■ TASK TO CARRY OUT ■
Copy each line below that includes "Main".
-------- AVAILABLE DATA
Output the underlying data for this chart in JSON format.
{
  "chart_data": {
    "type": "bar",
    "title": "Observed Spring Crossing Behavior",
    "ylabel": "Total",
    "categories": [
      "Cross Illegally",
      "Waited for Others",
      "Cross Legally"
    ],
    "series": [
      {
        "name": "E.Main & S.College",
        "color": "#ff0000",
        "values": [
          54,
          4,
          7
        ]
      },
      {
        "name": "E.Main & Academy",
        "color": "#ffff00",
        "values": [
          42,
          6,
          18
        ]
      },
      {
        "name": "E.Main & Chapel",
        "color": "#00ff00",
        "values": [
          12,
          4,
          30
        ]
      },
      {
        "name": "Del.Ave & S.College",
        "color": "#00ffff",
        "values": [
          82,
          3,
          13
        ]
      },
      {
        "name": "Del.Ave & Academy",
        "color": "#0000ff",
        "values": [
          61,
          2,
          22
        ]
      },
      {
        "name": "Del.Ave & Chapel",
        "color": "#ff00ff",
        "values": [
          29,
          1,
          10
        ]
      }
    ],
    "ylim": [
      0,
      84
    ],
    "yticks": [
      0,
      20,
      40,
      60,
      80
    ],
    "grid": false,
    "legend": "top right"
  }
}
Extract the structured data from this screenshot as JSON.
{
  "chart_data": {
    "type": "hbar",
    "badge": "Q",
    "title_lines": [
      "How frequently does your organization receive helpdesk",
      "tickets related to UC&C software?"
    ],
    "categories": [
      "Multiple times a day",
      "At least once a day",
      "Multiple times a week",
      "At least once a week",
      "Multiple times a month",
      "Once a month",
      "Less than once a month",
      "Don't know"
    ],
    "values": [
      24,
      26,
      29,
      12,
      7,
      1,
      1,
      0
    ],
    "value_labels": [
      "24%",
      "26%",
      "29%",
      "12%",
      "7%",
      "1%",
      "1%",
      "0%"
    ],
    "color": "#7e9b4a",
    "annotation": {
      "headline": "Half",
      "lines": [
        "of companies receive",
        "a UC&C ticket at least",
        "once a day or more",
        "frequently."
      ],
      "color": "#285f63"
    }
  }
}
----------------
■ SOLUTION TO THIS EXERCISE ■
        "name": "E.Main & S.College",
        "name": "E.Main & Academy",
        "name": "E.Main & Chapel",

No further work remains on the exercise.